## Data for this task
************

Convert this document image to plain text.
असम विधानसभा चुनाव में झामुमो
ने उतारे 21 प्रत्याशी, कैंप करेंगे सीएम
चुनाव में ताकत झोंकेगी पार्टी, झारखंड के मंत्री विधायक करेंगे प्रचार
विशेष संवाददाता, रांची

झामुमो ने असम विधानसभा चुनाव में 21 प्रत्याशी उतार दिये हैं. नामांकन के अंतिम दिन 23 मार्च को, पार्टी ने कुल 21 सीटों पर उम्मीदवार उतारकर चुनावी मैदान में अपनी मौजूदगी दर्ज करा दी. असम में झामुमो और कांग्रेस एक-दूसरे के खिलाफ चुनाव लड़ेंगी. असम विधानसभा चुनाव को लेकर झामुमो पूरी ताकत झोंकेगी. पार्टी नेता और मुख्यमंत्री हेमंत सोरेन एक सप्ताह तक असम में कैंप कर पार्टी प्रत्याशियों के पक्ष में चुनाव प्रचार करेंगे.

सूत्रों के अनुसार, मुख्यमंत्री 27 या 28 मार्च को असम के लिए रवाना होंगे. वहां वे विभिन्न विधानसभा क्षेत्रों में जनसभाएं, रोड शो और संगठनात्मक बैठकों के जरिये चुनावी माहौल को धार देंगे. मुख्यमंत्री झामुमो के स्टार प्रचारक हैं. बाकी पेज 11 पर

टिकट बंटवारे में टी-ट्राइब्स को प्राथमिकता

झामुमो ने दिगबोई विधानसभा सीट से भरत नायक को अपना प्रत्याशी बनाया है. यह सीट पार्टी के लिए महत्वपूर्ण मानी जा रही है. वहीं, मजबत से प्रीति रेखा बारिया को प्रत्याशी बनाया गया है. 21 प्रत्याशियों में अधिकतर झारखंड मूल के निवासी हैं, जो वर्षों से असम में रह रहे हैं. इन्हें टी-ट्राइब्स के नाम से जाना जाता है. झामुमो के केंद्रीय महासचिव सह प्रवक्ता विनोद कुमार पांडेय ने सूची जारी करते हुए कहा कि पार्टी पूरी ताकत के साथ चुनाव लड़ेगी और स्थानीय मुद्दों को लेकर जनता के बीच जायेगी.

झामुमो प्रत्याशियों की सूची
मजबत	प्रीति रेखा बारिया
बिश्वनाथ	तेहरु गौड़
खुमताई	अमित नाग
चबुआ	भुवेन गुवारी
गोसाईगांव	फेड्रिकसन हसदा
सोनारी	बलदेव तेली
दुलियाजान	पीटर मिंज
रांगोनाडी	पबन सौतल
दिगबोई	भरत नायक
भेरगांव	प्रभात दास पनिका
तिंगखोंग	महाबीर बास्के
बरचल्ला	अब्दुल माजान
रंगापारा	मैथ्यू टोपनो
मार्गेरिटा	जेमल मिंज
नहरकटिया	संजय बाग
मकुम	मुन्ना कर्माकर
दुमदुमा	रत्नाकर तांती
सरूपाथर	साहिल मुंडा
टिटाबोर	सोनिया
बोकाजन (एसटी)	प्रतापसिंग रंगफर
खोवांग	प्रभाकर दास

************

## To do
Exactly reproduce every line of the data above.

## Exercise solution
Convert this document image to plain text.
असम विधानसभा चुनाव में झामुमो
ने उतारे 21 प्रत्याशी, कैंप करेंगे सीएम
चुनाव में ताकत झोंकेगी पार्टी, झारखंड के मंत्री विधायक करेंगे प्रचार
विशेष संवाददाता, रांची

झामुमो ने असम विधानसभा चुनाव में 21 प्रत्याशी उतार दिये हैं. नामांकन के अंतिम दिन 23 मार्च को, पार्टी ने कुल 21 सीटों पर उम्मीदवार उतारकर चुनावी मैदान में अपनी मौजूदगी दर्ज करा दी. असम में झामुमो और कांग्रेस एक-दूसरे के खिलाफ चुनाव लड़ेंगी. असम विधानसभा चुनाव को लेकर झामुमो पूरी ताकत झोंकेगी. पार्टी नेता और मुख्यमंत्री हेमंत सोरेन एक सप्ताह तक असम में कैंप कर पार्टी प्रत्याशियों के पक्ष में चुनाव प्रचार करेंगे.

सूत्रों के अनुसार, मुख्यमंत्री 27 या 28 मार्च को असम के लिए रवाना होंगे. वहां वे विभिन्न विधानसभा क्षेत्रों में जनसभाएं, रोड शो और संगठनात्मक बैठकों के जरिये चुनावी माहौल को धार देंगे. मुख्यमंत्री झामुमो के स्टार प्रचारक हैं. बाकी पेज 11 पर

टिकट बंटवारे में टी-ट्राइब्स को प्राथमिकता

झामुमो ने दिगबोई विधानसभा सीट से भरत नायक को अपना प्रत्याशी बनाया है. यह सीट पार्टी के लिए महत्वपूर्ण मानी जा रही है. वहीं, मजबत से प्रीति रेखा बारिया को प्रत्याशी बनाया गया है. 21 प्रत्याशियों में अधिकतर झारखंड मूल के निवासी हैं, जो वर्षों से असम में रह रहे हैं. इन्हें टी-ट्राइब्स के नाम से जाना जाता है. झामुमो के केंद्रीय महासचिव सह प्रवक्ता विनोद कुमार पांडेय ने सूची जारी करते हुए कहा कि पार्टी पूरी ताकत के साथ चुनाव लड़ेगी और स्थानीय मुद्दों को लेकर जनता के बीच जायेगी.

झामुमो प्रत्याशियों की सूची
मजबत	प्रीति रेखा बारिया
बिश्वनाथ	तेहरु गौड़
खुमताई	अमित नाग
चबुआ	भुवेन गुवारी
गोसाईगांव	फेड्रिकसन हसदा
सोनारी	बलदेव तेली
दुलियाजान	पीटर मिंज
रांगोनाडी	पबन सौतल
दिगबोई	भरत नायक
भेरगांव	प्रभात दास पनिका
तिंगखोंग	महाबीर बास्के
बरचल्ला	अब्दुल माजान
रंगापारा	मैथ्यू टोपनो
मार्गेरिटा	जेमल मिंज
नहरकटिया	संजय बाग
मकुम	मुन्ना कर्माकर
दुमदुमा	रत्नाकर तांती
सरूपाथर	साहिल मुंडा
टिटाबोर	सोनिया
बोकाजन (एसटी)	प्रतापसिंग रंगफर
खोवांग	प्रभाकर दास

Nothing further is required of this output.